#### Description of the task
Copy out the lines that include the word "screenshot".

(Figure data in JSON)
====
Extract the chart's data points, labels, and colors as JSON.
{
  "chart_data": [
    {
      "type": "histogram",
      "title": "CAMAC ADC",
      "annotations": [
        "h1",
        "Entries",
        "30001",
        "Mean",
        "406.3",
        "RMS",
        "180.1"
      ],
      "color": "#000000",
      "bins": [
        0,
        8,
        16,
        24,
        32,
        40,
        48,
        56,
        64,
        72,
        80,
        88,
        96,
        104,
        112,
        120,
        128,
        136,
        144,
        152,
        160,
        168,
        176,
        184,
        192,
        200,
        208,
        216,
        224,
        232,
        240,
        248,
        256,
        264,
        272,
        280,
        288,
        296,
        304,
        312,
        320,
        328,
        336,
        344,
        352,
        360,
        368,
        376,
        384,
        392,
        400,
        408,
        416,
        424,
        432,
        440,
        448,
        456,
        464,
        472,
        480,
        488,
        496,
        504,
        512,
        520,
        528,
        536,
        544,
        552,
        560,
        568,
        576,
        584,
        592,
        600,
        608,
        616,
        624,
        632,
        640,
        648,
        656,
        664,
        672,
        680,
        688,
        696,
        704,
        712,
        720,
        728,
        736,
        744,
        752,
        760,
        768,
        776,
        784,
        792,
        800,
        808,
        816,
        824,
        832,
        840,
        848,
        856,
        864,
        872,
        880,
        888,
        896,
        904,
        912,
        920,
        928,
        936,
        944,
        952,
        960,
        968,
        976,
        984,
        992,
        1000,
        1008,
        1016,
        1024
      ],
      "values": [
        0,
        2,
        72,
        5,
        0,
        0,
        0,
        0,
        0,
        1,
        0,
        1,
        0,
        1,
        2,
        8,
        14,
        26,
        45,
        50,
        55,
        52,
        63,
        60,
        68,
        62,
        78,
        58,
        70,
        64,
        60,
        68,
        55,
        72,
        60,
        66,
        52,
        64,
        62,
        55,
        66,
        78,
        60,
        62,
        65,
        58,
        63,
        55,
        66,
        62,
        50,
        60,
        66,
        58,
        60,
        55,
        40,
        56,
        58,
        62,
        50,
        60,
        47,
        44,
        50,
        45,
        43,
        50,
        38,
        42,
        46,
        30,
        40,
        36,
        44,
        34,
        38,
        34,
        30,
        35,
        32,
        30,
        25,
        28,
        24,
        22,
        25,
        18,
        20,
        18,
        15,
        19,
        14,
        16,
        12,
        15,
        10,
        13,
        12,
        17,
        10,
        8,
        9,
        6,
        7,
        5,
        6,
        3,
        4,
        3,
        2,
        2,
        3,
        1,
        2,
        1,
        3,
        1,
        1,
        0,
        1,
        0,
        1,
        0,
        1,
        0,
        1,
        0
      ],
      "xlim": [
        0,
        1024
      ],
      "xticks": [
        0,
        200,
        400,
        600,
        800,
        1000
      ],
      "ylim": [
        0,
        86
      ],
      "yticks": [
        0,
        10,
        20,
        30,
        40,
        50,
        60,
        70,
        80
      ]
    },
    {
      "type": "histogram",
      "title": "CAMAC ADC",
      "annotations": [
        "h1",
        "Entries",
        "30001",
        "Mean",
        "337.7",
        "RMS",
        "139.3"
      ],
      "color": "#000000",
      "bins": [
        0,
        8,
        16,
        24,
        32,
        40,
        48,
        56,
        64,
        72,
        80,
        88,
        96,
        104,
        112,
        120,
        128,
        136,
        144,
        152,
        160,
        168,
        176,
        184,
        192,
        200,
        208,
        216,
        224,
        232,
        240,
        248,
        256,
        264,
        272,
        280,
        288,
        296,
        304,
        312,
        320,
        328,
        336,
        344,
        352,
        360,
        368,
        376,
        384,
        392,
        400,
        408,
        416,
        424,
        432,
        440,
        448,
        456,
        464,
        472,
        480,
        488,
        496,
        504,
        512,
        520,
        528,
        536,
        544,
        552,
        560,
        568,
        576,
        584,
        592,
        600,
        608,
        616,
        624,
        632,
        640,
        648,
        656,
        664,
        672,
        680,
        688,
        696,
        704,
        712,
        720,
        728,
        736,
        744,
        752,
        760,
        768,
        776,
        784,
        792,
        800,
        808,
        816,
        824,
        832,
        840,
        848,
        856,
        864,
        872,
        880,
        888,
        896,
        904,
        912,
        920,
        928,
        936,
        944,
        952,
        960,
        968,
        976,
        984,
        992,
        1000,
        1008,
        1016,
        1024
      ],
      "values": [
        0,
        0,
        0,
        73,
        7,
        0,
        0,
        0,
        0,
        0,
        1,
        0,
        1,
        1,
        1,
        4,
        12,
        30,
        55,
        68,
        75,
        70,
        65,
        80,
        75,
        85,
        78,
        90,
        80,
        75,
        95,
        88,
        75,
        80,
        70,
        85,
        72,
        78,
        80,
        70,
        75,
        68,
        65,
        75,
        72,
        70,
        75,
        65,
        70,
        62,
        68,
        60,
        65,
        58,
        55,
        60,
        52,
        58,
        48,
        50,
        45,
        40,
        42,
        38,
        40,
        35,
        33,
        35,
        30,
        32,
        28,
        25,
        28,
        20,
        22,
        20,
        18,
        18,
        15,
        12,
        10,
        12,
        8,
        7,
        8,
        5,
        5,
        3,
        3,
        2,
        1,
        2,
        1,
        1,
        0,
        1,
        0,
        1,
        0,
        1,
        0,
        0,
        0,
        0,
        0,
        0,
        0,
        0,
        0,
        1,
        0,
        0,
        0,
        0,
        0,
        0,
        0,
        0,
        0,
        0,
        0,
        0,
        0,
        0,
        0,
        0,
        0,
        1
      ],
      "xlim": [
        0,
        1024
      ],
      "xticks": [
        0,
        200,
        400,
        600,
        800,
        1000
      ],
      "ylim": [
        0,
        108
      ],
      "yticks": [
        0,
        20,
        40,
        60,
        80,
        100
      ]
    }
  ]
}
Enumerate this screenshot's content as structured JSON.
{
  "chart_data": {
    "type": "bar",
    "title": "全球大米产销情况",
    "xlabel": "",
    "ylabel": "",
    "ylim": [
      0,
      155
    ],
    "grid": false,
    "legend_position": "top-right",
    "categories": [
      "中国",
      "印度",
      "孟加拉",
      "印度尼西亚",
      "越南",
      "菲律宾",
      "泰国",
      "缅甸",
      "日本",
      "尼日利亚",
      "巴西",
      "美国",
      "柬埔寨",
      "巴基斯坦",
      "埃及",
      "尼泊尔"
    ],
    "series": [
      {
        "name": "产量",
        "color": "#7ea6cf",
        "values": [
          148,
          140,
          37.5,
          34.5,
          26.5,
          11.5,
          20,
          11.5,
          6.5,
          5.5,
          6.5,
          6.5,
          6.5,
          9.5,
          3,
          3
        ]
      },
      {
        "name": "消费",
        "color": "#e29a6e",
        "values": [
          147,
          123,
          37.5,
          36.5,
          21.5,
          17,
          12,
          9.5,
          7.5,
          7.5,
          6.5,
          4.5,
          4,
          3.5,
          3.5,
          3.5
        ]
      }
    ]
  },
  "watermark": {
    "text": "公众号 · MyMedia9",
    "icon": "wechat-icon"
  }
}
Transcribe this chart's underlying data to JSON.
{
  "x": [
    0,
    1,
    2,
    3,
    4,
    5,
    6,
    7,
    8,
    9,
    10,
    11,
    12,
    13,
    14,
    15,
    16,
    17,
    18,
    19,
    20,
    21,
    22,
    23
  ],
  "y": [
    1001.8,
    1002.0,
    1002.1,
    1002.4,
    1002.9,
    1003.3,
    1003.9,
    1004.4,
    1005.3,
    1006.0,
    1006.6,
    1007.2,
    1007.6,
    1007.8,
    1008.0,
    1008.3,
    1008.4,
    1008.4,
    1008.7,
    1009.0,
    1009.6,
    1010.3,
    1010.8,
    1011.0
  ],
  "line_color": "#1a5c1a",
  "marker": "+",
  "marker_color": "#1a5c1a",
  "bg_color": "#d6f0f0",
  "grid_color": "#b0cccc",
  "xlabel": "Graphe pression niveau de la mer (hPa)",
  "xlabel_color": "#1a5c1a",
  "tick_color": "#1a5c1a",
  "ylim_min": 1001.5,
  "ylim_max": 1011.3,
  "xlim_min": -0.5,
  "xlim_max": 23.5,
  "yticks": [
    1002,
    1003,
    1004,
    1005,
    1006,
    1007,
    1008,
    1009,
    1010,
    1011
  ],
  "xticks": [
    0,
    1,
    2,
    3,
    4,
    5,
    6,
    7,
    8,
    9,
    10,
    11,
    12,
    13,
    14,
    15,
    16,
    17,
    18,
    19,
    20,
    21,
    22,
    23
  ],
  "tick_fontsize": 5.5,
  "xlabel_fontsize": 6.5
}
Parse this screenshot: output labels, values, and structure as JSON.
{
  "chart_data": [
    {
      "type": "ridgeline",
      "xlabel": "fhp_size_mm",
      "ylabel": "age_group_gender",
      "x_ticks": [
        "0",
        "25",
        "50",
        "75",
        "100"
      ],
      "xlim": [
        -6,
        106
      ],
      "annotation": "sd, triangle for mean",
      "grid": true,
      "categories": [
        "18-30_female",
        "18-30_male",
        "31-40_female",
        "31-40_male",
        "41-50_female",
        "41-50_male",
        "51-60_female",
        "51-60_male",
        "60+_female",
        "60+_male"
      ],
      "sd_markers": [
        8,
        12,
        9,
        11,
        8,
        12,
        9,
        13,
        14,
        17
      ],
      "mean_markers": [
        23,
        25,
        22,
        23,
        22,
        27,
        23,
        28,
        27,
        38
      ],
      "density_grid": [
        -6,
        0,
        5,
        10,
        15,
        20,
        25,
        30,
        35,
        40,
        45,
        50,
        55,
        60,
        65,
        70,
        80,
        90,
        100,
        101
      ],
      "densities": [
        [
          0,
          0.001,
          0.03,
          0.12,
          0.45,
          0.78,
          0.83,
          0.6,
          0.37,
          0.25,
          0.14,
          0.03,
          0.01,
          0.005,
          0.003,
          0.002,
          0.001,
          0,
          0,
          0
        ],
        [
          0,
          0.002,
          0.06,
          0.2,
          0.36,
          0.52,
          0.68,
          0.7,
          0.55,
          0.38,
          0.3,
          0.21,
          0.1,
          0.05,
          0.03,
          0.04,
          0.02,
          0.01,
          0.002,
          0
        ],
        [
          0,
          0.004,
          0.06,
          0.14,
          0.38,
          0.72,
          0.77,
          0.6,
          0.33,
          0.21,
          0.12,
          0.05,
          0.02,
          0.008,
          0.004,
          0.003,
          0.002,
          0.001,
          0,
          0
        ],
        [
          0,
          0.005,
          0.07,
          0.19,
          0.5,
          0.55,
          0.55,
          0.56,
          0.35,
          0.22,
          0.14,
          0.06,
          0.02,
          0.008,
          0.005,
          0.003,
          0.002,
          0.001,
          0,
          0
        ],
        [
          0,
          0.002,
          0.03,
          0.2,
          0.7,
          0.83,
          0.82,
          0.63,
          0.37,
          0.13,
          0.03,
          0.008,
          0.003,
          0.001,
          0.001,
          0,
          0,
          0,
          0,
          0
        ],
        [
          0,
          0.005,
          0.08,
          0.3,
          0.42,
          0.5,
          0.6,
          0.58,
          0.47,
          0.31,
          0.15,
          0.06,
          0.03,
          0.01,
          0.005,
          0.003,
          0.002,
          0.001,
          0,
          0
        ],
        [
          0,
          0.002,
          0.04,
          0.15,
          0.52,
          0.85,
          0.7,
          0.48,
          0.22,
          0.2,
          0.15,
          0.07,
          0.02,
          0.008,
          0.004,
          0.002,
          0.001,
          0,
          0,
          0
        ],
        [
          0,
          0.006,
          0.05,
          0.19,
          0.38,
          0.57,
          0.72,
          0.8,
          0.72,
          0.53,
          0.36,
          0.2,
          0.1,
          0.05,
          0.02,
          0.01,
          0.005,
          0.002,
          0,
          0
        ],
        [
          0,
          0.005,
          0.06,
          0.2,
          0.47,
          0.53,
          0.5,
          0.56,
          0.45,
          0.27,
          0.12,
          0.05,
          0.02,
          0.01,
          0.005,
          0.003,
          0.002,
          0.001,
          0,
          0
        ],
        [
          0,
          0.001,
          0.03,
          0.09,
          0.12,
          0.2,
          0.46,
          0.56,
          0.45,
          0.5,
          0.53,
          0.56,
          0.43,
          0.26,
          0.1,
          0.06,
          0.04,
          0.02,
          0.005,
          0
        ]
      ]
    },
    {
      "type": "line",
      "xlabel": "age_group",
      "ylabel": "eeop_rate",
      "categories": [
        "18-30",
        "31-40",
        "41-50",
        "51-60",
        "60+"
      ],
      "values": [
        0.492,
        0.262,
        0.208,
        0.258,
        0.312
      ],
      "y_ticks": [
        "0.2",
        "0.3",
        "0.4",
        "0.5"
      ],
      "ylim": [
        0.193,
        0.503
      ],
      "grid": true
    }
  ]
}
====
#### Correct result
Enumerate this screenshot's content as structured JSON.
Parse this screenshot: output labels, values, and structure as JSON.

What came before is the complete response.